Extract, from the records beneath this instruction, each line that contains the word "many".

- - -

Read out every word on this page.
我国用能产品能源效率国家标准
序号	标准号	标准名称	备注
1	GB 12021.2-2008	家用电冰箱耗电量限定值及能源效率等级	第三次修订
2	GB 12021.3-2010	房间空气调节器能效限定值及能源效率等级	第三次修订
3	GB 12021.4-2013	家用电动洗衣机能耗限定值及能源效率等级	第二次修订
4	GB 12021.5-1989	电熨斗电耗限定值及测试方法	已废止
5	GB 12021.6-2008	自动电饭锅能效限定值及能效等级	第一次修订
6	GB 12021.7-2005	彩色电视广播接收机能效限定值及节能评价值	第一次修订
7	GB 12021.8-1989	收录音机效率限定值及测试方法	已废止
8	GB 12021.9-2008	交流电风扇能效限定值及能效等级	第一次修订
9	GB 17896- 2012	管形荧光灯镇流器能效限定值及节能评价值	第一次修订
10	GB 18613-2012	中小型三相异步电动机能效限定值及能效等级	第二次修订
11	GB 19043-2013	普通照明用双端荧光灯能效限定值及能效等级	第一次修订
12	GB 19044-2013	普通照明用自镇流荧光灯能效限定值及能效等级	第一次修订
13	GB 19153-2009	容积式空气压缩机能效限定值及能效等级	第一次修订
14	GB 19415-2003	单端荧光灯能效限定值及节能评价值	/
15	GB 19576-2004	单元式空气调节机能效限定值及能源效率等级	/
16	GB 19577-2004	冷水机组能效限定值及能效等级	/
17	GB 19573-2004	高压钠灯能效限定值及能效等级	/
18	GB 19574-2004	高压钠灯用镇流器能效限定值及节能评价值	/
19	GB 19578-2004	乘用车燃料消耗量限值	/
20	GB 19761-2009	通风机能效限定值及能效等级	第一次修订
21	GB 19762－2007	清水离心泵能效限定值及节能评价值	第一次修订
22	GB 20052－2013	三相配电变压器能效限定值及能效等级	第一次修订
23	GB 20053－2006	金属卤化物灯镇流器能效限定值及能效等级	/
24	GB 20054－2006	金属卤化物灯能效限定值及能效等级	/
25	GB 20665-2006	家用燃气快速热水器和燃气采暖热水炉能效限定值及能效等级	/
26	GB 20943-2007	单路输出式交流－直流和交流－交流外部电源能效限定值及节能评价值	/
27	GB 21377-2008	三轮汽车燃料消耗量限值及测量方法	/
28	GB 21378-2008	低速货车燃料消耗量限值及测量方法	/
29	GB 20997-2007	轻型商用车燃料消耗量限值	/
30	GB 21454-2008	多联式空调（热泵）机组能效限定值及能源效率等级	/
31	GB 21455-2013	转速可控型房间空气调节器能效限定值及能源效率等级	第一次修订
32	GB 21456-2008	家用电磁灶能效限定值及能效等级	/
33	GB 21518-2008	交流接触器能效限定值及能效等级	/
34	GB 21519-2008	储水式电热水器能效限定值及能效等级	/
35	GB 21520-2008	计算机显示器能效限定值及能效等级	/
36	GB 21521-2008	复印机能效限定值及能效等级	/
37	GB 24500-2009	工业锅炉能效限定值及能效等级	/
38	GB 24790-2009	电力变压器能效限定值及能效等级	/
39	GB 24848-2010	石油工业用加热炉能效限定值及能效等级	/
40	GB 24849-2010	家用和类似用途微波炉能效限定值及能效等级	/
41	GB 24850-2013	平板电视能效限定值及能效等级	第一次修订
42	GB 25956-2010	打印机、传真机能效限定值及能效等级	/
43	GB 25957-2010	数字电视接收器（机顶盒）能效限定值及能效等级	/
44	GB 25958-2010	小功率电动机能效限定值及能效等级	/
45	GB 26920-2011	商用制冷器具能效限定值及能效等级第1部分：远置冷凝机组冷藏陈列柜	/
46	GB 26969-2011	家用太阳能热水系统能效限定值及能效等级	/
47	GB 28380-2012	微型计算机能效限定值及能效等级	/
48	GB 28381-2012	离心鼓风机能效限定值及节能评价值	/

- - -

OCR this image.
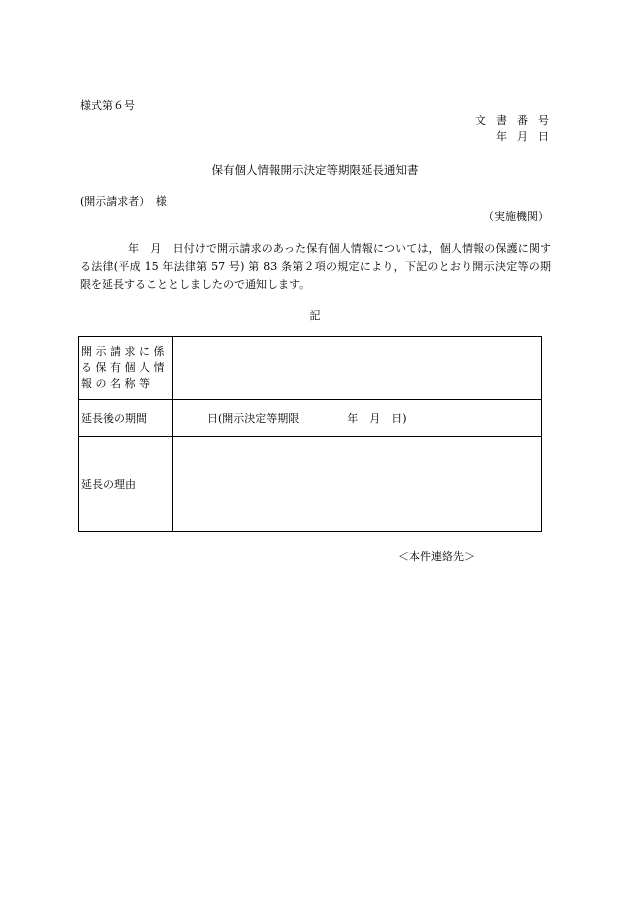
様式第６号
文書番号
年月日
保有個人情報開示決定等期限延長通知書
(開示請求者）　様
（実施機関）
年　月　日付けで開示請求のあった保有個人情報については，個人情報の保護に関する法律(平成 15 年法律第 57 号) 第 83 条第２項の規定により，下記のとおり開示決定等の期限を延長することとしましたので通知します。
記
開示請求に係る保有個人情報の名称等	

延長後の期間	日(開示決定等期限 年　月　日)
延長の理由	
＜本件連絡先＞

- - -

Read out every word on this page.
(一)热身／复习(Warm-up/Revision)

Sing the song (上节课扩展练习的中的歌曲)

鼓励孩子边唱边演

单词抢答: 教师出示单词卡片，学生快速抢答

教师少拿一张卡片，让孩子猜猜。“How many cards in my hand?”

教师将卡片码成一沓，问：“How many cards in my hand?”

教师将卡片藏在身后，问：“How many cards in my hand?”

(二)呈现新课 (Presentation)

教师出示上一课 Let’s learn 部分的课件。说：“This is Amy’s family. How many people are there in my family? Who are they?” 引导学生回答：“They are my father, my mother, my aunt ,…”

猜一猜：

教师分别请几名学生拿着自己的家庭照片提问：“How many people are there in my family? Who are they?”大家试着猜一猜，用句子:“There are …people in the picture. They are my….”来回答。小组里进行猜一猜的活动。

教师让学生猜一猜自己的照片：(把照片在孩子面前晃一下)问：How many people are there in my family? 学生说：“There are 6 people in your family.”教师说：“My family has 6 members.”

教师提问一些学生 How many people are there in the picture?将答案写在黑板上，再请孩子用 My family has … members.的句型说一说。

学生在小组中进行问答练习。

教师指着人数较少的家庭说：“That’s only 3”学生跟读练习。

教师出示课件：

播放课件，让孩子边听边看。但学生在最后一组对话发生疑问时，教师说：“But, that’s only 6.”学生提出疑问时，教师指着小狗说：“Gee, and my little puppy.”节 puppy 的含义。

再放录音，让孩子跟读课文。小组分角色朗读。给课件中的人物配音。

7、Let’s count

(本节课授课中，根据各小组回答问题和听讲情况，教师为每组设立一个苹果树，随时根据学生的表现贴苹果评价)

- - -

- [Task output]:
教师少拿一张卡片，让孩子猜猜。“How many cards in my hand?”
教师将卡片码成一沓，问：“How many cards in my hand?”
教师将卡片藏在身后，问：“How many cards in my hand?”
教师出示上一课 Let’s learn 部分的课件。说：“This is Amy’s family. How many people are there in my family? Who are they?” 引导学生回答：“They are my father, my mother, my aunt ,…”
教师分别请几名学生拿着自己的家庭照片提问：“How many people are there in my family? Who are they?”大家试着猜一猜，用句子:“There are …people in the picture. They are my….”来回答。小组里进行猜一猜的活动。
教师让学生猜一猜自己的照片：(把照片在孩子面前晃一下)问：How many people are there in my family? 学生说：“There are 6 people in your family.”教师说：“My family has 6 members.”
教师提问一些学生 How many people are there in the picture?将答案写在黑板上，再请孩子用 My family has … members.的句型说一说。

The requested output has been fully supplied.